**Challenge**
Make an exact copy of all the entries, with the pictures left out.

━━ Record extracts ━━

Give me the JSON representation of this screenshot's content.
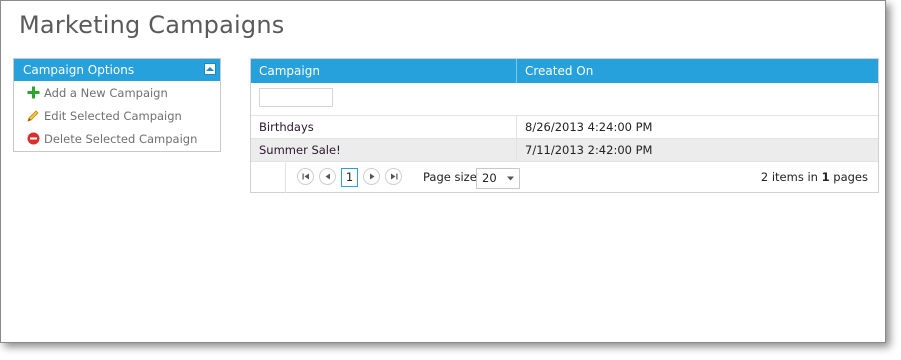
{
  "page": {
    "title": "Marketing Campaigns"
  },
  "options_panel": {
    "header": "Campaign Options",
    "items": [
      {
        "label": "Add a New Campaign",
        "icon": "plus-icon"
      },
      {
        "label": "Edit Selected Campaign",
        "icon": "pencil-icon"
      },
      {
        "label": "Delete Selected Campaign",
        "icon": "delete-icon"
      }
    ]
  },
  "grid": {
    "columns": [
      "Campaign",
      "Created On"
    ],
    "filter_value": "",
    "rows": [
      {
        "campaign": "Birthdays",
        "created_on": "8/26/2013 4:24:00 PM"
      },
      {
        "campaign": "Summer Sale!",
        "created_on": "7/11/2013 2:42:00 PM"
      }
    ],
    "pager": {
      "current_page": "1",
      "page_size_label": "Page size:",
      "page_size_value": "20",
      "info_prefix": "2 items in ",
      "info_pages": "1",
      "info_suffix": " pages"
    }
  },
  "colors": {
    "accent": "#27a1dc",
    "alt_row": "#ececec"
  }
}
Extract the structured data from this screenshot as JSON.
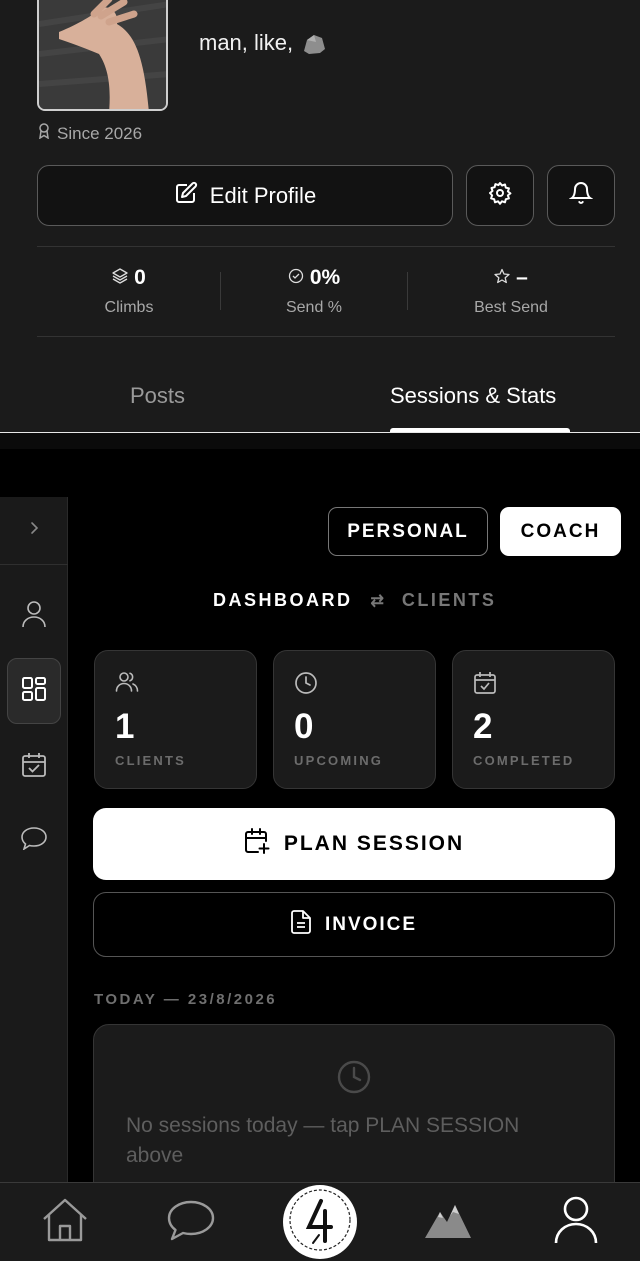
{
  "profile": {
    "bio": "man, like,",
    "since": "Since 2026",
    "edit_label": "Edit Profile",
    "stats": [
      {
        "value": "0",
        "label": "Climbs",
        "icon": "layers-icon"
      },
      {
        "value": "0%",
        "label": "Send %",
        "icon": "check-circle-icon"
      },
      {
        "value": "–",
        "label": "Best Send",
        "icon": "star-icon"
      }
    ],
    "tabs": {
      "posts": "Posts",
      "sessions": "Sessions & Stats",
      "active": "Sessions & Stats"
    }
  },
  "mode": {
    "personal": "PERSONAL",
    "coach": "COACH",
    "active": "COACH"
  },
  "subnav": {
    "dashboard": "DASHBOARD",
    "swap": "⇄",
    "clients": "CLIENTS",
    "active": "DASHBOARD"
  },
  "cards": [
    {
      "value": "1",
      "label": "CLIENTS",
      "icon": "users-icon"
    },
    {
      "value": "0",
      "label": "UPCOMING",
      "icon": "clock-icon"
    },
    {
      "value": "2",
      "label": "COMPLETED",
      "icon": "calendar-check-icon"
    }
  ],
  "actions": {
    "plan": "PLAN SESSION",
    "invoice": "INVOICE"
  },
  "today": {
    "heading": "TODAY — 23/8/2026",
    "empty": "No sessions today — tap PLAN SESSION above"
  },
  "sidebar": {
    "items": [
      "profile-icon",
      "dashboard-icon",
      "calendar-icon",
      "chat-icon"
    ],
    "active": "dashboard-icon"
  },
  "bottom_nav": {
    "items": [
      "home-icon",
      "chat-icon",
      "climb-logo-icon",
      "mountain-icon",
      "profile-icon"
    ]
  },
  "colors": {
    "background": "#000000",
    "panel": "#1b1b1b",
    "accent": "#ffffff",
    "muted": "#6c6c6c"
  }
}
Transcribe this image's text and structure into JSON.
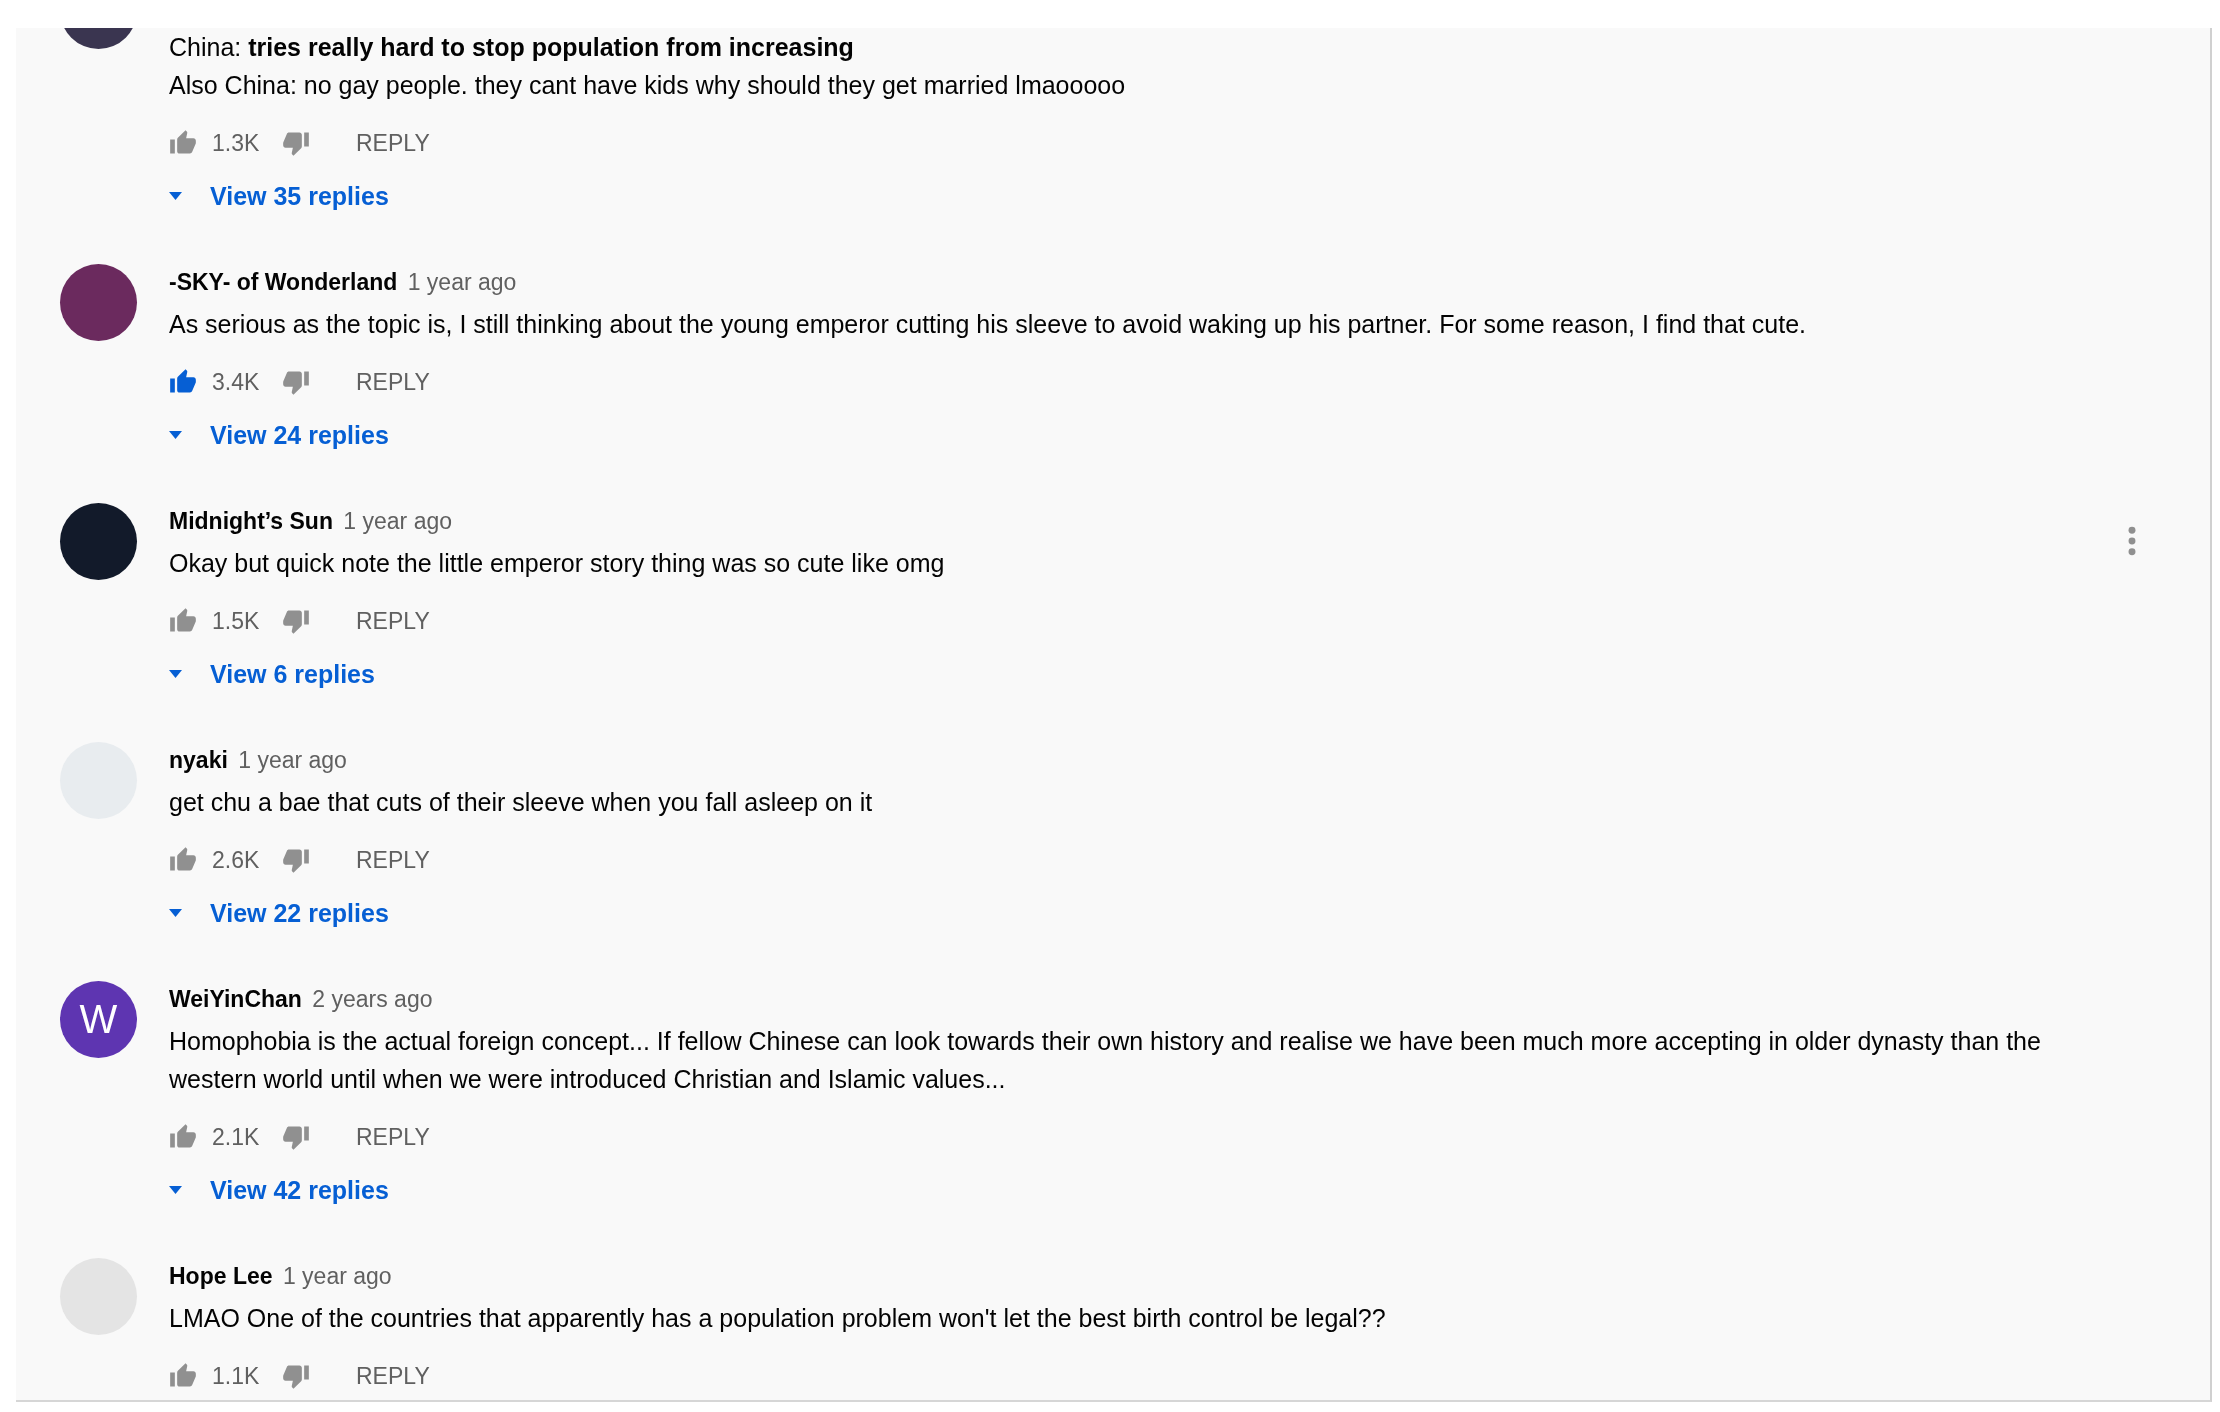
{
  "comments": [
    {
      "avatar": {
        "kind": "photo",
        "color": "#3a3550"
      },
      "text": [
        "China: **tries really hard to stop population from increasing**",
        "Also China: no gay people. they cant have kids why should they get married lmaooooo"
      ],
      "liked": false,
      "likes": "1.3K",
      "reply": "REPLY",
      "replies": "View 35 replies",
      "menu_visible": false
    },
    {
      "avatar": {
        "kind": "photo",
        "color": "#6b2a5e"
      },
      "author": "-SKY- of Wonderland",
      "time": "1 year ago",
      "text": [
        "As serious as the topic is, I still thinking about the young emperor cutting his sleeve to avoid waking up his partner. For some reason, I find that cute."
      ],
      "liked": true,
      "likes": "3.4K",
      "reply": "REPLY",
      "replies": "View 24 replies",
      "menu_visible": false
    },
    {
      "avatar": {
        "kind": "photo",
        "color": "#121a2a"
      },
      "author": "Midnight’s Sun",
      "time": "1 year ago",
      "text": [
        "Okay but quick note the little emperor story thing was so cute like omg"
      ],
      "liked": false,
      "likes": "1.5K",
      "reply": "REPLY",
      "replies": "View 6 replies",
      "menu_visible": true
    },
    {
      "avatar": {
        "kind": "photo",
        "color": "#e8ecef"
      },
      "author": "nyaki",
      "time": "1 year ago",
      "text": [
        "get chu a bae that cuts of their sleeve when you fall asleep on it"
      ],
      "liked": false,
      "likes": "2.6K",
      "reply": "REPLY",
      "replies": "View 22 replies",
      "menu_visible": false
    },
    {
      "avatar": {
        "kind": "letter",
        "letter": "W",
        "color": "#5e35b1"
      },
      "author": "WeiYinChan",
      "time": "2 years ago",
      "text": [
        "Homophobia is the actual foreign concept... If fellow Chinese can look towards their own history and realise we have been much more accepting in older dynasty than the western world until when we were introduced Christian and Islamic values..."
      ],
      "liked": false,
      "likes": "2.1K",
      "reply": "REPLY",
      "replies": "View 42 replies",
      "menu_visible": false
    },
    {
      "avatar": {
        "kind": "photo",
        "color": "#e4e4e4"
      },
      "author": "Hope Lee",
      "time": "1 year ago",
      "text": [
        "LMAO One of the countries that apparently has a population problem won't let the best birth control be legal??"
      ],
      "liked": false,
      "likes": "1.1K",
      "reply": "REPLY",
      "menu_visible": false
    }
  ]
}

━━━

**Correct response**
Give me the JSON representation of this screenshot's content.
{
  "page": {
    "title": "Marketing Campaigns"
  },
  "options_panel": {
    "header": "Campaign Options",
    "items": [
      {
        "label": "Add a New Campaign",
        "icon": "plus-icon"
      },
      {
        "label": "Edit Selected Campaign",
        "icon": "pencil-icon"
      },
      {
        "label": "Delete Selected Campaign",
        "icon": "delete-icon"
      }
    ]
  },
  "grid": {
    "columns": [
      "Campaign",
      "Created On"
    ],
    "filter_value": "",
    "rows": [
      {
        "campaign": "Birthdays",
        "created_on": "8/26/2013 4:24:00 PM"
      },
      {
        "campaign": "Summer Sale!",
        "created_on": "7/11/2013 2:42:00 PM"
      }
    ],
    "pager": {
      "current_page": "1",
      "page_size_label": "Page size:",
      "page_size_value": "20",
      "info_prefix": "2 items in ",
      "info_pages": "1",
      "info_suffix": " pages"
    }
  },
  "colors": {
    "accent": "#27a1dc",
    "alt_row": "#ececec"
  }
}
Extract the structured data from this screenshot as JSON.
{
  "profile": {
    "bio": "man, like,",
    "since": "Since 2026",
    "edit_label": "Edit Profile",
    "stats": [
      {
        "value": "0",
        "label": "Climbs",
        "icon": "layers-icon"
      },
      {
        "value": "0%",
        "label": "Send %",
        "icon": "check-circle-icon"
      },
      {
        "value": "–",
        "label": "Best Send",
        "icon": "star-icon"
      }
    ],
    "tabs": {
      "posts": "Posts",
      "sessions": "Sessions & Stats",
      "active": "Sessions & Stats"
    }
  },
  "mode": {
    "personal": "PERSONAL",
    "coach": "COACH",
    "active": "COACH"
  },
  "subnav": {
    "dashboard": "DASHBOARD",
    "swap": "⇄",
    "clients": "CLIENTS",
    "active": "DASHBOARD"
  },
  "cards": [
    {
      "value": "1",
      "label": "CLIENTS",
      "icon": "users-icon"
    },
    {
      "value": "0",
      "label": "UPCOMING",
      "icon": "clock-icon"
    },
    {
      "value": "2",
      "label": "COMPLETED",
      "icon": "calendar-check-icon"
    }
  ],
  "actions": {
    "plan": "PLAN SESSION",
    "invoice": "INVOICE"
  },
  "today": {
    "heading": "TODAY — 23/8/2026",
    "empty": "No sessions today — tap PLAN SESSION above"
  },
  "sidebar": {
    "items": [
      "profile-icon",
      "dashboard-icon",
      "calendar-icon",
      "chat-icon"
    ],
    "active": "dashboard-icon"
  },
  "bottom_nav": {
    "items": [
      "home-icon",
      "chat-icon",
      "climb-logo-icon",
      "mountain-icon",
      "profile-icon"
    ]
  },
  "colors": {
    "background": "#000000",
    "panel": "#1b1b1b",
    "accent": "#ffffff",
    "muted": "#6c6c6c"
  }
}
Transcribe this image's text and structure into JSON.
{
  "comments": [
    {
      "avatar": {
        "kind": "photo",
        "color": "#3a3550"
      },
      "text": [
        "China: **tries really hard to stop population from increasing**",
        "Also China: no gay people. they cant have kids why should they get married lmaooooo"
      ],
      "liked": false,
      "likes": "1.3K",
      "reply": "REPLY",
      "replies": "View 35 replies",
      "menu_visible": false
    },
    {
      "avatar": {
        "kind": "photo",
        "color": "#6b2a5e"
      },
      "author": "-SKY- of Wonderland",
      "time": "1 year ago",
      "text": [
        "As serious as the topic is, I still thinking about the young emperor cutting his sleeve to avoid waking up his partner. For some reason, I find that cute."
      ],
      "liked": true,
      "likes": "3.4K",
      "reply": "REPLY",
      "replies": "View 24 replies",
      "menu_visible": false
    },
    {
      "avatar": {
        "kind": "photo",
        "color": "#121a2a"
      },
      "author": "Midnight’s Sun",
      "time": "1 year ago",
      "text": [
        "Okay but quick note the little emperor story thing was so cute like omg"
      ],
      "liked": false,
      "likes": "1.5K",
      "reply": "REPLY",
      "replies": "View 6 replies",
      "menu_visible": true
    },
    {
      "avatar": {
        "kind": "photo",
        "color": "#e8ecef"
      },
      "author": "nyaki",
      "time": "1 year ago",
      "text": [
        "get chu a bae that cuts of their sleeve when you fall asleep on it"
      ],
      "liked": false,
      "likes": "2.6K",
      "reply": "REPLY",
      "replies": "View 22 replies",
      "menu_visible": false
    },
    {
      "avatar": {
        "kind": "letter",
        "letter": "W",
        "color": "#5e35b1"
      },
      "author": "WeiYinChan",
      "time": "2 years ago",
      "text": [
        "Homophobia is the actual foreign concept... If fellow Chinese can look towards their own history and realise we have been much more accepting in older dynasty than the western world until when we were introduced Christian and Islamic values..."
      ],
      "liked": false,
      "likes": "2.1K",
      "reply": "REPLY",
      "replies": "View 42 replies",
      "menu_visible": false
    },
    {
      "avatar": {
        "kind": "photo",
        "color": "#e4e4e4"
      },
      "author": "Hope Lee",
      "time": "1 year ago",
      "text": [
        "LMAO One of the countries that apparently has a population problem won't let the best birth control be legal??"
      ],
      "liked": false,
      "likes": "1.1K",
      "reply": "REPLY",
      "menu_visible": false
    }
  ]
}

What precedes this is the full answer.